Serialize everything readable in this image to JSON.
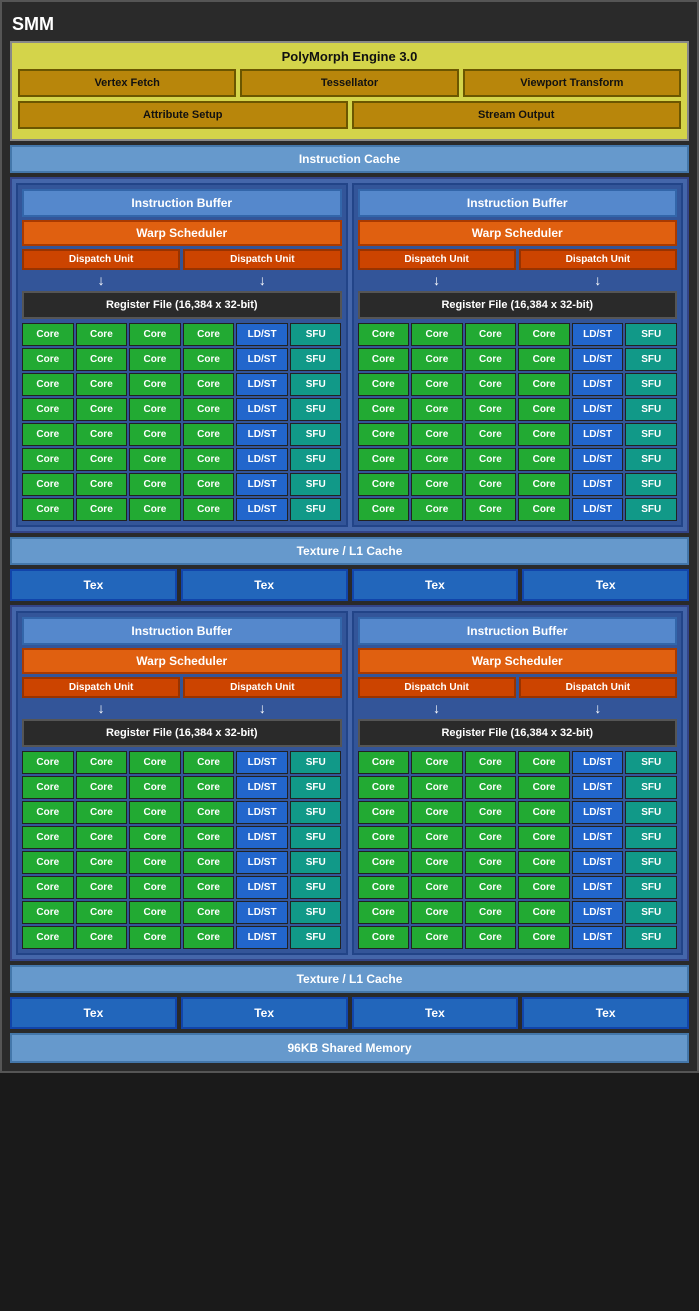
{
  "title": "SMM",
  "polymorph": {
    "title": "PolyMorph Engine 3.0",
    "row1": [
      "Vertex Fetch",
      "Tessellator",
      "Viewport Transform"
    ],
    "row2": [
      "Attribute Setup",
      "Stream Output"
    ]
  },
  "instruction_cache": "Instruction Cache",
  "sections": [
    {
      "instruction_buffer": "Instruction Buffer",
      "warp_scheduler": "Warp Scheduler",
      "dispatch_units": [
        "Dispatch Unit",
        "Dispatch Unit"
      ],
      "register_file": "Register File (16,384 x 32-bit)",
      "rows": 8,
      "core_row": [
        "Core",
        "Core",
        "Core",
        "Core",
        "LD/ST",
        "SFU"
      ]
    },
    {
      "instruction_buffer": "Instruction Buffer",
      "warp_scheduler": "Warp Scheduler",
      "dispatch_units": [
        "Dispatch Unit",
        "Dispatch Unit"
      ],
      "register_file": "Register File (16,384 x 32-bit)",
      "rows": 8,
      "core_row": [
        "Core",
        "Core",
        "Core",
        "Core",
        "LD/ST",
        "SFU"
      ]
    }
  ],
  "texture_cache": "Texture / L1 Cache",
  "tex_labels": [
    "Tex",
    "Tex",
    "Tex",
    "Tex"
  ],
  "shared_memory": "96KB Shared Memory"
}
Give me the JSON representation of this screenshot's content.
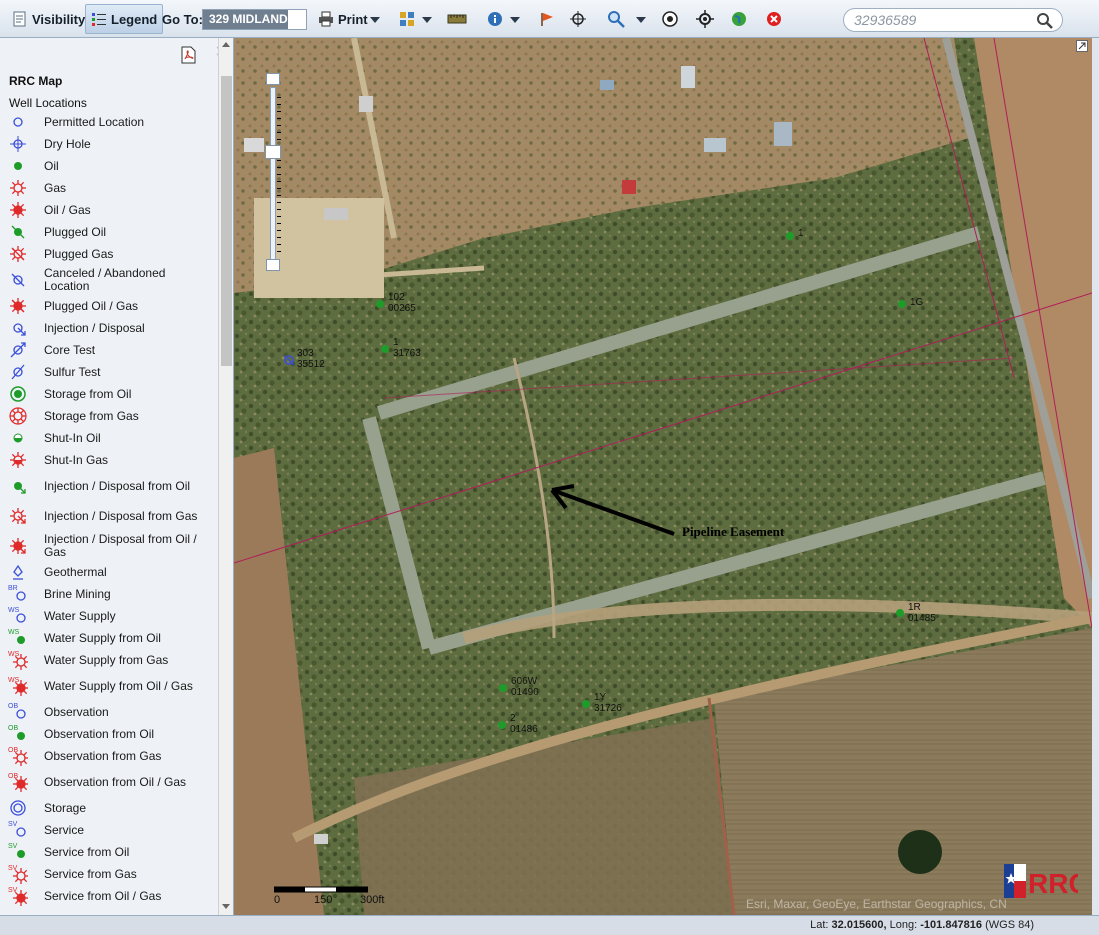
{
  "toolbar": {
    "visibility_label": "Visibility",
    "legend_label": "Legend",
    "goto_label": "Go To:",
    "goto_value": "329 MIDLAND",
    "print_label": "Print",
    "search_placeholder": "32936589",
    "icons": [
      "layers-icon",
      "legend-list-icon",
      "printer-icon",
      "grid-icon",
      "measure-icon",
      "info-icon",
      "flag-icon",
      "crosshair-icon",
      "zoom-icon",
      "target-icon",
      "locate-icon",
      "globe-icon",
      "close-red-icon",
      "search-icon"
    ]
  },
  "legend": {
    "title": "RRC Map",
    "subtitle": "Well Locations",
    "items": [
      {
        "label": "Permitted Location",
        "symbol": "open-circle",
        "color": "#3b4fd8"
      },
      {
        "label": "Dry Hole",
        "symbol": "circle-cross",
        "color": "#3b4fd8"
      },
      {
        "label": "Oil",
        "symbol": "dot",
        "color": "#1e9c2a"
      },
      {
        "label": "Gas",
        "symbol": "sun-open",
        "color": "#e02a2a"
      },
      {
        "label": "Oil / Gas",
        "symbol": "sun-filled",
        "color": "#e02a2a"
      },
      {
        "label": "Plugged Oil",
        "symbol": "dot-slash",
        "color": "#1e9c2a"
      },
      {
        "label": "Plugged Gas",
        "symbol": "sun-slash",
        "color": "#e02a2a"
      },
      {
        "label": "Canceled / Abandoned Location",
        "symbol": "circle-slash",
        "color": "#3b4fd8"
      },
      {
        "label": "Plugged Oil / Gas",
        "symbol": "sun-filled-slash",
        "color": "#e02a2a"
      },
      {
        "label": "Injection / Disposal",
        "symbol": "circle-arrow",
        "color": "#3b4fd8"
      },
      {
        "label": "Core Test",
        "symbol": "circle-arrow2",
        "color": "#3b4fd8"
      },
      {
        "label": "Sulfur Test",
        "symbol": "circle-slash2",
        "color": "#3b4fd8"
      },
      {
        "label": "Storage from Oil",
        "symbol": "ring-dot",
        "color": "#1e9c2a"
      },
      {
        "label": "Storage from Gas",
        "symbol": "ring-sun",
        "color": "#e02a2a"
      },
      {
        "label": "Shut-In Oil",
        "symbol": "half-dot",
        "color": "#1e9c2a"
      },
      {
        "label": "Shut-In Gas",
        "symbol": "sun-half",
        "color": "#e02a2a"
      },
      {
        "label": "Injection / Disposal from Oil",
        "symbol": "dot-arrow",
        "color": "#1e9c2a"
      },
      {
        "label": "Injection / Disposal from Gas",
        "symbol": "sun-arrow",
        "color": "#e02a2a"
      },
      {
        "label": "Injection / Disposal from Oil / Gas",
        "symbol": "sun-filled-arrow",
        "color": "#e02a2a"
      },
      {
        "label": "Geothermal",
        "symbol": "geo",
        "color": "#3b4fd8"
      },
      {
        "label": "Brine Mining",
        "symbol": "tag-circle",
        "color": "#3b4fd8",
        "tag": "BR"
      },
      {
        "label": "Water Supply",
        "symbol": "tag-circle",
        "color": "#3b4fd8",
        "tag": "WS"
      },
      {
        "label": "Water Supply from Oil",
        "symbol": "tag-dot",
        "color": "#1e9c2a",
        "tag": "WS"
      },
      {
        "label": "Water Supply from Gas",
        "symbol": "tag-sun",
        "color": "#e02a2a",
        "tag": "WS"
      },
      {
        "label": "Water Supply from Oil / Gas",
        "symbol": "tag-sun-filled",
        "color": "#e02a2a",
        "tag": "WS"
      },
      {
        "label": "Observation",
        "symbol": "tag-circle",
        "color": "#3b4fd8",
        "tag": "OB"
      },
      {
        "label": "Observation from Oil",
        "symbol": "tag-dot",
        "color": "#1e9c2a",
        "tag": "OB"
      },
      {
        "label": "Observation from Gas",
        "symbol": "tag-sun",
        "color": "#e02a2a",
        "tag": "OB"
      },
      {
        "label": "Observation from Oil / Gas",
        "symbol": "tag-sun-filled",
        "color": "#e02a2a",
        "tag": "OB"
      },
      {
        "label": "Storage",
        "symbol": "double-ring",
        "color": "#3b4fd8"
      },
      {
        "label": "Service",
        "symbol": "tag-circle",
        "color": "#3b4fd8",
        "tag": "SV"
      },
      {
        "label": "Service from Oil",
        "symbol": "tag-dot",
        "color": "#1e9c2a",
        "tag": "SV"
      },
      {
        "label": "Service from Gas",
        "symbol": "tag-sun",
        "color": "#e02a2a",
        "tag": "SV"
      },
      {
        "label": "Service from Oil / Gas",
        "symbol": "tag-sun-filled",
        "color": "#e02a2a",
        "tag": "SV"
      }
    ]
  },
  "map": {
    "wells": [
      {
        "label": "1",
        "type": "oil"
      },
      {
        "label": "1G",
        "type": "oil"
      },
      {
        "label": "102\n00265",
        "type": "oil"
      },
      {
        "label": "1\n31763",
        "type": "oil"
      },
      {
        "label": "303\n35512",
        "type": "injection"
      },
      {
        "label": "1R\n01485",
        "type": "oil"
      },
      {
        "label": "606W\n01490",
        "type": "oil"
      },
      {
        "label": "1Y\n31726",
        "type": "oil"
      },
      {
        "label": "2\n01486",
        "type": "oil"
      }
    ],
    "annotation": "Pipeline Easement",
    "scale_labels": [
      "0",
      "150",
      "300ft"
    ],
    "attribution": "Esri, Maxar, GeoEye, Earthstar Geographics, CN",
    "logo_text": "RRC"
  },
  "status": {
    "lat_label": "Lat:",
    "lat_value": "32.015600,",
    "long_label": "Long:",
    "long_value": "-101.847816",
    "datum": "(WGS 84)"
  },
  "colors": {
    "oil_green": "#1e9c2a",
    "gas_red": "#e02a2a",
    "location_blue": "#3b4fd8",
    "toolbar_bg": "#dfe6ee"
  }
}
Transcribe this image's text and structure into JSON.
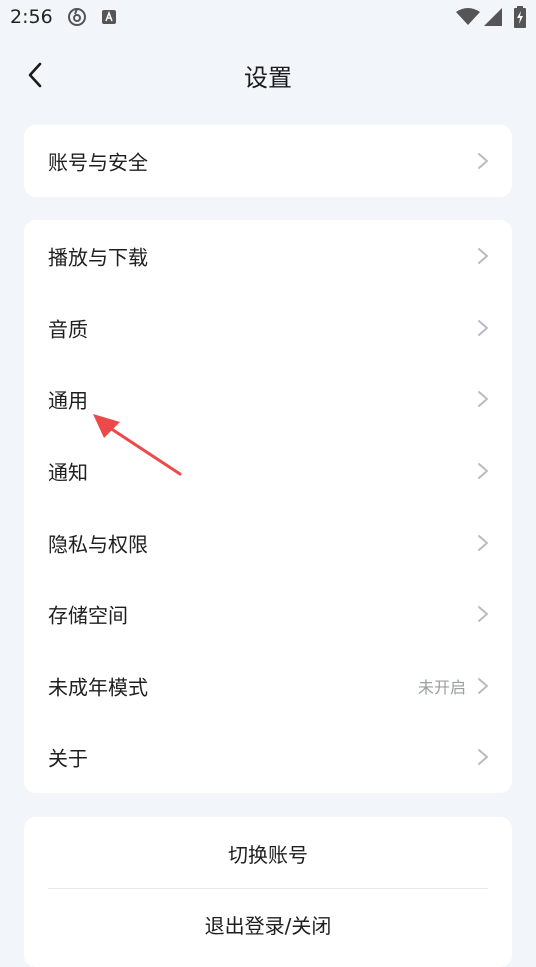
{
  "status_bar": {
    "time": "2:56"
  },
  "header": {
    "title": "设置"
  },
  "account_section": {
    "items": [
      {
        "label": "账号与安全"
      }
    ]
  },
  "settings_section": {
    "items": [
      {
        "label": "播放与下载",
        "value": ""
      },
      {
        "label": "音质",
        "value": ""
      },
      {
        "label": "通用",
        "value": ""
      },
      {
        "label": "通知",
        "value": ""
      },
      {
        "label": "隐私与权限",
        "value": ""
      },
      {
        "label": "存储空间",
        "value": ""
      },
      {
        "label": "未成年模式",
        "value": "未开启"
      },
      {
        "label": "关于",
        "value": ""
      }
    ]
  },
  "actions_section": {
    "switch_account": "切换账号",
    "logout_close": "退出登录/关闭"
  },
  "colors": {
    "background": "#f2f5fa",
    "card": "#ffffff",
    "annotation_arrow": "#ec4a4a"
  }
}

# WHAT IS REQUIRED
Omit the pictures and please write out exactly the lines between the one containing "Transcribe this image's" and the last line of the entries, both included.

# WRITTEN SOLUTION
Transcribe this image's text and structure into JSON.
{
  "status_bar": {
    "time": "2:56"
  },
  "header": {
    "title": "设置"
  },
  "account_section": {
    "items": [
      {
        "label": "账号与安全"
      }
    ]
  },
  "settings_section": {
    "items": [
      {
        "label": "播放与下载",
        "value": ""
      },
      {
        "label": "音质",
        "value": ""
      },
      {
        "label": "通用",
        "value": ""
      },
      {
        "label": "通知",
        "value": ""
      },
      {
        "label": "隐私与权限",
        "value": ""
      },
      {
        "label": "存储空间",
        "value": ""
      },
      {
        "label": "未成年模式",
        "value": "未开启"
      },
      {
        "label": "关于",
        "value": ""
      }
    ]
  },
  "actions_section": {
    "switch_account": "切换账号",
    "logout_close": "退出登录/关闭"
  },
  "colors": {
    "background": "#f2f5fa",
    "card": "#ffffff",
    "annotation_arrow": "#ec4a4a"
  }
}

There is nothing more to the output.